Write every line out verbatim and omit the pictures.
# Start of RECORDS FOR THIS EXERCISE
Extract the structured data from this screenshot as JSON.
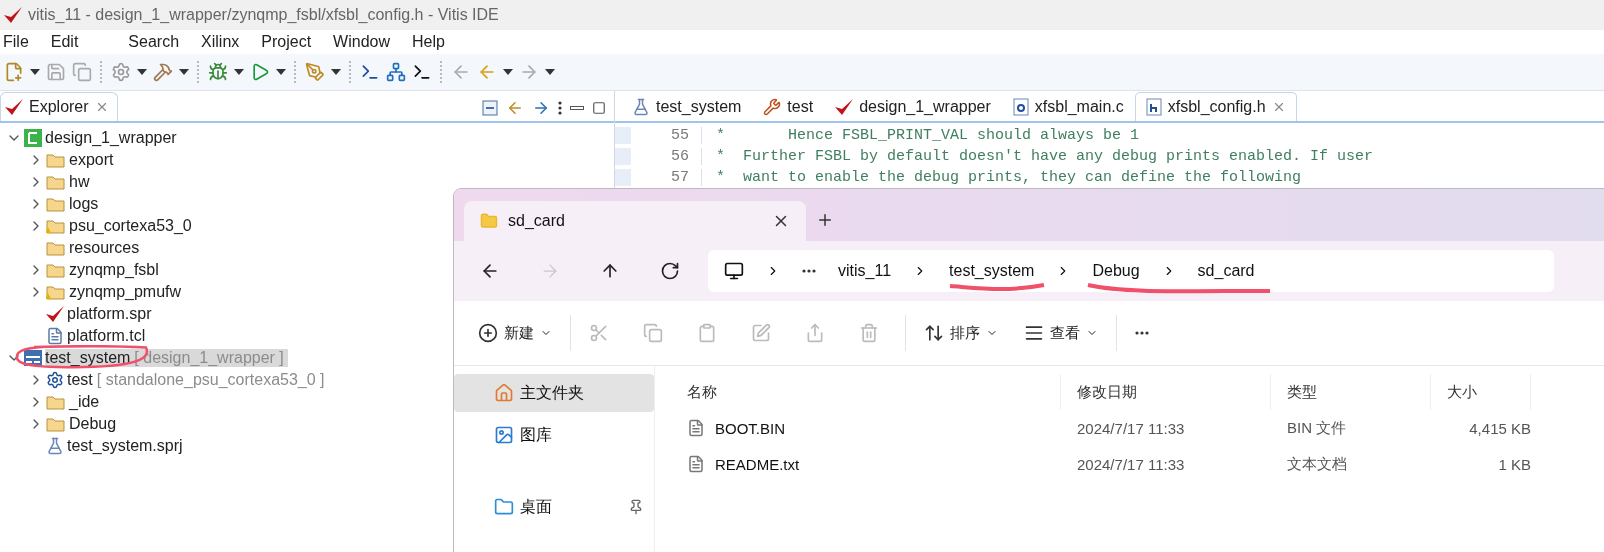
{
  "window": {
    "title": "vitis_11 - design_1_wrapper/zynqmp_fsbl/xfsbl_config.h - Vitis IDE"
  },
  "menu": [
    "File",
    "Edit",
    "Search",
    "Xilinx",
    "Project",
    "Window",
    "Help"
  ],
  "explorer": {
    "title": "Explorer",
    "tree": [
      {
        "label": "design_1_wrapper",
        "kind": "platform",
        "expanded": true,
        "selected": false,
        "children": [
          {
            "label": "export",
            "kind": "folder",
            "expanded": false,
            "selected": false
          },
          {
            "label": "hw",
            "kind": "folder",
            "expanded": false,
            "selected": false
          },
          {
            "label": "logs",
            "kind": "folder",
            "expanded": false,
            "selected": false
          },
          {
            "label": "psu_cortexa53_0",
            "kind": "warn-folder",
            "expanded": false,
            "selected": false
          },
          {
            "label": "resources",
            "kind": "folder",
            "selected": false
          },
          {
            "label": "zynqmp_fsbl",
            "kind": "folder",
            "expanded": false,
            "selected": false
          },
          {
            "label": "zynqmp_pmufw",
            "kind": "warn-folder",
            "expanded": false,
            "selected": false
          },
          {
            "label": "platform.spr",
            "kind": "spr",
            "selected": false
          },
          {
            "label": "platform.tcl",
            "kind": "text",
            "selected": false
          }
        ]
      },
      {
        "label": "test_system",
        "detail": "[ design_1_wrapper ]",
        "kind": "system",
        "expanded": true,
        "selected": true,
        "children": [
          {
            "label": "test",
            "detail": "[ standalone_psu_cortexa53_0 ]",
            "kind": "app",
            "expanded": false,
            "selected": false
          },
          {
            "label": "_ide",
            "kind": "folder",
            "expanded": false,
            "selected": false
          },
          {
            "label": "Debug",
            "kind": "folder",
            "expanded": false,
            "selected": false
          },
          {
            "label": "test_system.sprj",
            "kind": "sprj",
            "selected": false
          }
        ]
      }
    ]
  },
  "editor": {
    "tabs": [
      {
        "label": "test_system",
        "kind": "sprj",
        "selected": false
      },
      {
        "label": "test",
        "kind": "tools",
        "selected": false
      },
      {
        "label": "design_1_wrapper",
        "kind": "spr",
        "selected": false
      },
      {
        "label": "xfsbl_main.c",
        "kind": "c",
        "selected": false
      },
      {
        "label": "xfsbl_config.h",
        "kind": "h",
        "selected": true
      }
    ],
    "lines": [
      {
        "number": "55",
        "text": "*       Hence FSBL_PRINT_VAL should always be 1"
      },
      {
        "number": "56",
        "text": "*  Further FSBL by default doesn't have any debug prints enabled. If user"
      },
      {
        "number": "57",
        "text": "*  want to enable the debug prints, they can define the following"
      }
    ]
  },
  "file_explorer": {
    "tab": "sd_card",
    "nav": [
      {
        "kind": "back",
        "disabled": false
      },
      {
        "kind": "forward",
        "disabled": true
      },
      {
        "kind": "up",
        "disabled": false
      },
      {
        "kind": "refresh",
        "disabled": false
      }
    ],
    "breadcrumbs": [
      "vitis_11",
      "test_system",
      "Debug",
      "sd_card"
    ],
    "commands": [
      {
        "kind": "new",
        "label": "新建"
      },
      {
        "kind": "cut",
        "disabled": true
      },
      {
        "kind": "copy",
        "disabled": true
      },
      {
        "kind": "paste",
        "disabled": true
      },
      {
        "kind": "rename",
        "disabled": true
      },
      {
        "kind": "share",
        "disabled": true
      },
      {
        "kind": "delete",
        "disabled": true
      },
      {
        "kind": "sort",
        "label": "排序"
      },
      {
        "kind": "view",
        "label": "查看"
      },
      {
        "kind": "more"
      }
    ],
    "sidebar": [
      {
        "label": "主文件夹",
        "kind": "home",
        "selected": true
      },
      {
        "label": "图库",
        "kind": "gallery",
        "selected": false
      },
      {
        "label": "桌面",
        "kind": "desktop",
        "selected": false,
        "pinned": true
      }
    ],
    "columns": [
      "名称",
      "修改日期",
      "类型",
      "大小"
    ],
    "rows": [
      {
        "name": "BOOT.BIN",
        "modified": "2024/7/17 11:33",
        "type": "BIN 文件",
        "size": "4,415 KB"
      },
      {
        "name": "README.txt",
        "modified": "2024/7/17 11:33",
        "type": "文本文档",
        "size": "1 KB"
      }
    ]
  }
}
# End of RECORDS FOR THIS EXERCISE
### RESPONSE
Extract the structured data from this screenshot as JSON.
{
  "window": {
    "title": "vitis_11 - design_1_wrapper/zynqmp_fsbl/xfsbl_config.h - Vitis IDE"
  },
  "menu": [
    "File",
    "Edit",
    "Search",
    "Xilinx",
    "Project",
    "Window",
    "Help"
  ],
  "explorer": {
    "title": "Explorer",
    "tree": [
      {
        "label": "design_1_wrapper",
        "kind": "platform",
        "expanded": true,
        "selected": false,
        "children": [
          {
            "label": "export",
            "kind": "folder",
            "expanded": false,
            "selected": false
          },
          {
            "label": "hw",
            "kind": "folder",
            "expanded": false,
            "selected": false
          },
          {
            "label": "logs",
            "kind": "folder",
            "expanded": false,
            "selected": false
          },
          {
            "label": "psu_cortexa53_0",
            "kind": "warn-folder",
            "expanded": false,
            "selected": false
          },
          {
            "label": "resources",
            "kind": "folder",
            "selected": false
          },
          {
            "label": "zynqmp_fsbl",
            "kind": "folder",
            "expanded": false,
            "selected": false
          },
          {
            "label": "zynqmp_pmufw",
            "kind": "warn-folder",
            "expanded": false,
            "selected": false
          },
          {
            "label": "platform.spr",
            "kind": "spr",
            "selected": false
          },
          {
            "label": "platform.tcl",
            "kind": "text",
            "selected": false
          }
        ]
      },
      {
        "label": "test_system",
        "detail": "[ design_1_wrapper ]",
        "kind": "system",
        "expanded": true,
        "selected": true,
        "children": [
          {
            "label": "test",
            "detail": "[ standalone_psu_cortexa53_0 ]",
            "kind": "app",
            "expanded": false,
            "selected": false
          },
          {
            "label": "_ide",
            "kind": "folder",
            "expanded": false,
            "selected": false
          },
          {
            "label": "Debug",
            "kind": "folder",
            "expanded": false,
            "selected": false
          },
          {
            "label": "test_system.sprj",
            "kind": "sprj",
            "selected": false
          }
        ]
      }
    ]
  },
  "editor": {
    "tabs": [
      {
        "label": "test_system",
        "kind": "sprj",
        "selected": false
      },
      {
        "label": "test",
        "kind": "tools",
        "selected": false
      },
      {
        "label": "design_1_wrapper",
        "kind": "spr",
        "selected": false
      },
      {
        "label": "xfsbl_main.c",
        "kind": "c",
        "selected": false
      },
      {
        "label": "xfsbl_config.h",
        "kind": "h",
        "selected": true
      }
    ],
    "lines": [
      {
        "number": "55",
        "text": "*       Hence FSBL_PRINT_VAL should always be 1"
      },
      {
        "number": "56",
        "text": "*  Further FSBL by default doesn't have any debug prints enabled. If user"
      },
      {
        "number": "57",
        "text": "*  want to enable the debug prints, they can define the following"
      }
    ]
  },
  "file_explorer": {
    "tab": "sd_card",
    "nav": [
      {
        "kind": "back",
        "disabled": false
      },
      {
        "kind": "forward",
        "disabled": true
      },
      {
        "kind": "up",
        "disabled": false
      },
      {
        "kind": "refresh",
        "disabled": false
      }
    ],
    "breadcrumbs": [
      "vitis_11",
      "test_system",
      "Debug",
      "sd_card"
    ],
    "commands": [
      {
        "kind": "new",
        "label": "新建"
      },
      {
        "kind": "cut",
        "disabled": true
      },
      {
        "kind": "copy",
        "disabled": true
      },
      {
        "kind": "paste",
        "disabled": true
      },
      {
        "kind": "rename",
        "disabled": true
      },
      {
        "kind": "share",
        "disabled": true
      },
      {
        "kind": "delete",
        "disabled": true
      },
      {
        "kind": "sort",
        "label": "排序"
      },
      {
        "kind": "view",
        "label": "查看"
      },
      {
        "kind": "more"
      }
    ],
    "sidebar": [
      {
        "label": "主文件夹",
        "kind": "home",
        "selected": true
      },
      {
        "label": "图库",
        "kind": "gallery",
        "selected": false
      },
      {
        "label": "桌面",
        "kind": "desktop",
        "selected": false,
        "pinned": true
      }
    ],
    "columns": [
      "名称",
      "修改日期",
      "类型",
      "大小"
    ],
    "rows": [
      {
        "name": "BOOT.BIN",
        "modified": "2024/7/17 11:33",
        "type": "BIN 文件",
        "size": "4,415 KB"
      },
      {
        "name": "README.txt",
        "modified": "2024/7/17 11:33",
        "type": "文本文档",
        "size": "1 KB"
      }
    ]
  }
}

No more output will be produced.